======== Data shown ========
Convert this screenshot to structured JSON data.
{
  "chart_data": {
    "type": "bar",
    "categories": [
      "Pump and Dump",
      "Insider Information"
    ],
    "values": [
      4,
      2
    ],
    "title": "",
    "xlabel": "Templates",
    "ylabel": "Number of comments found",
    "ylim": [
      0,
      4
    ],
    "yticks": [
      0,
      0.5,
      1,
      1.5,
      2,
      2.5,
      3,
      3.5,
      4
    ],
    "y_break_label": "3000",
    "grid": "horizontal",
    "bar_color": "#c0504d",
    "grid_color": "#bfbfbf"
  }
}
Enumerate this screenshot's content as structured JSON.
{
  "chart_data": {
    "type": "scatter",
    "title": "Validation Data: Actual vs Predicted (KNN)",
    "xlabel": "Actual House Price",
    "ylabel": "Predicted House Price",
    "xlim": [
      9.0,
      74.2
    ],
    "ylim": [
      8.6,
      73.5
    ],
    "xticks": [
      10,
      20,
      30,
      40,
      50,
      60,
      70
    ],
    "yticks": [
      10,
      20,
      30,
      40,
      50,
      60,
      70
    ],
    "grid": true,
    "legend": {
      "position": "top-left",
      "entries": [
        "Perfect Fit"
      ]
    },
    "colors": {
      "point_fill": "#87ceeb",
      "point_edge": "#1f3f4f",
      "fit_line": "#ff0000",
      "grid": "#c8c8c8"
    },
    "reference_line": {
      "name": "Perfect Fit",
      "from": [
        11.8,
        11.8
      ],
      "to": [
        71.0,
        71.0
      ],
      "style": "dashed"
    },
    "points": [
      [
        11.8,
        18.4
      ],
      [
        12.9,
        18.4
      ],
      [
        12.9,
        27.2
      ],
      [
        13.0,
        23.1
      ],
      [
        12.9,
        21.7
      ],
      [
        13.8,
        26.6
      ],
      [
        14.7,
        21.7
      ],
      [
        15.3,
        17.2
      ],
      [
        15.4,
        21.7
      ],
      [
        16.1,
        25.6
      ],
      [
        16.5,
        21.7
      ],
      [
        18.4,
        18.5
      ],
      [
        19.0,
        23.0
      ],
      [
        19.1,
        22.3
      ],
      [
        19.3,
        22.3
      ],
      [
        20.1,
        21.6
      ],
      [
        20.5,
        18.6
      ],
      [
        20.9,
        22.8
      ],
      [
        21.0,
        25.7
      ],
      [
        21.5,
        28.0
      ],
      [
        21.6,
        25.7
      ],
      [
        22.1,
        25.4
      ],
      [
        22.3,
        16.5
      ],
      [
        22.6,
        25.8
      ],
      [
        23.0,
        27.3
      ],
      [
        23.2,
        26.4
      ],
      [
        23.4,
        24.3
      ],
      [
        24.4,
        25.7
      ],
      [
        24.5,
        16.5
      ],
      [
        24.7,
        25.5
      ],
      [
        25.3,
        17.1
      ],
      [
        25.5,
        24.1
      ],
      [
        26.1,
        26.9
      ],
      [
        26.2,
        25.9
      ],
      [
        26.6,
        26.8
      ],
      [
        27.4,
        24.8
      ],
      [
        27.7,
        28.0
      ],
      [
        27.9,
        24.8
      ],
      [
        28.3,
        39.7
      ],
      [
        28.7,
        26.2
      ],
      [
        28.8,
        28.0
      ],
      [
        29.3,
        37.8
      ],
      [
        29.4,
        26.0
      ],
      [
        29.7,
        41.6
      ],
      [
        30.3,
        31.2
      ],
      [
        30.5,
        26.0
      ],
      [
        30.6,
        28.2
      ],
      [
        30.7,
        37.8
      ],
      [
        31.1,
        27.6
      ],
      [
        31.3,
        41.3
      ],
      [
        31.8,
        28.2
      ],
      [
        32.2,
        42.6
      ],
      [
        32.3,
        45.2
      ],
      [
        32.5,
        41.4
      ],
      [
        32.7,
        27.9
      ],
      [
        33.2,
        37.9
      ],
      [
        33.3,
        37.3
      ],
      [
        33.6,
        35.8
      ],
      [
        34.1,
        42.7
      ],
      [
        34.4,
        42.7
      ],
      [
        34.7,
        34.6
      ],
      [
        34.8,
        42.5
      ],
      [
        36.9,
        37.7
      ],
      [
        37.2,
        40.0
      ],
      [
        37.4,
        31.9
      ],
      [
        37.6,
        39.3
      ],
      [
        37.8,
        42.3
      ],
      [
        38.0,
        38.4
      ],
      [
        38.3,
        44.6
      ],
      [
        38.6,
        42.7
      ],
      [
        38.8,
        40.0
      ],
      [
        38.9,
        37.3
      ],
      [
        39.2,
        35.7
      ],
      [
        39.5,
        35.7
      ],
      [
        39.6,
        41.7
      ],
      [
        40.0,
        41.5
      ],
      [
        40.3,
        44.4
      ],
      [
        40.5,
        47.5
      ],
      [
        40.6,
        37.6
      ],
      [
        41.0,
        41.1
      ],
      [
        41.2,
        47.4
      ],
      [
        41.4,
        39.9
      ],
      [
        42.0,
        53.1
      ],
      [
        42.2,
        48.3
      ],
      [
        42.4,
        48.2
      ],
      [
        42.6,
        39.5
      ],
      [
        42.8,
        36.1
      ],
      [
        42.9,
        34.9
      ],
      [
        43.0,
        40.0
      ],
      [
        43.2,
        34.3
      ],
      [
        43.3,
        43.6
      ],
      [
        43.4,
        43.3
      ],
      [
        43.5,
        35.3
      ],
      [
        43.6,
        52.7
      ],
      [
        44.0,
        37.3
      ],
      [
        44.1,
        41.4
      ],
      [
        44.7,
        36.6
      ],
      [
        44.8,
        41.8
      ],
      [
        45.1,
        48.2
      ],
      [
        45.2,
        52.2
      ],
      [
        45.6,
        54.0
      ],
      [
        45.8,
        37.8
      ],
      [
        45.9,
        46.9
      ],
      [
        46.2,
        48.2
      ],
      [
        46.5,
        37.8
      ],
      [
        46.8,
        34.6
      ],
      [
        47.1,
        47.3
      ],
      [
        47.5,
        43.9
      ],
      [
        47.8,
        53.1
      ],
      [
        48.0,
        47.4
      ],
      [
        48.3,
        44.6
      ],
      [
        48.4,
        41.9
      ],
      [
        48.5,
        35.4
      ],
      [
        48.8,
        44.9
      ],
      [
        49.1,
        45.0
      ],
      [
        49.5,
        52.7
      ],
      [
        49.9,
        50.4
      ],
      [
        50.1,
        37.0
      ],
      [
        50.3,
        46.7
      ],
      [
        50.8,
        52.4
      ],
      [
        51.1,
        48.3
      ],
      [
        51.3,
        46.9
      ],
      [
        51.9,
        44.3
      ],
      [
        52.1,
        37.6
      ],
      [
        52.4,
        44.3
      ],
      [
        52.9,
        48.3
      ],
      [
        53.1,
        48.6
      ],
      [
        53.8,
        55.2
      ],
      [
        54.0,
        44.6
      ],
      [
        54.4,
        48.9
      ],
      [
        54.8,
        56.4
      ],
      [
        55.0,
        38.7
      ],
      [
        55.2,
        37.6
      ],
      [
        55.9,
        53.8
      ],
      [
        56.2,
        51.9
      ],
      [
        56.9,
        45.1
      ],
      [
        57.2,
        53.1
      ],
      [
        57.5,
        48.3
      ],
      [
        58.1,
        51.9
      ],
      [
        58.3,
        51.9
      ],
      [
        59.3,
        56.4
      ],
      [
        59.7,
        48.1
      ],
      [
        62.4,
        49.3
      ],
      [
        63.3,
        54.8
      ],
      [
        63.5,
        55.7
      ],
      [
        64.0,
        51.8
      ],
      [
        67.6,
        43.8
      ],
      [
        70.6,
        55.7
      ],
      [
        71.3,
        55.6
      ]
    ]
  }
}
========
- Your instructions -
Isolate the lines above that contain the word "title" and copy them.

- Exercise answer -
    "title": "",
    "title": "Validation Data: Actual vs Predicted (KNN)",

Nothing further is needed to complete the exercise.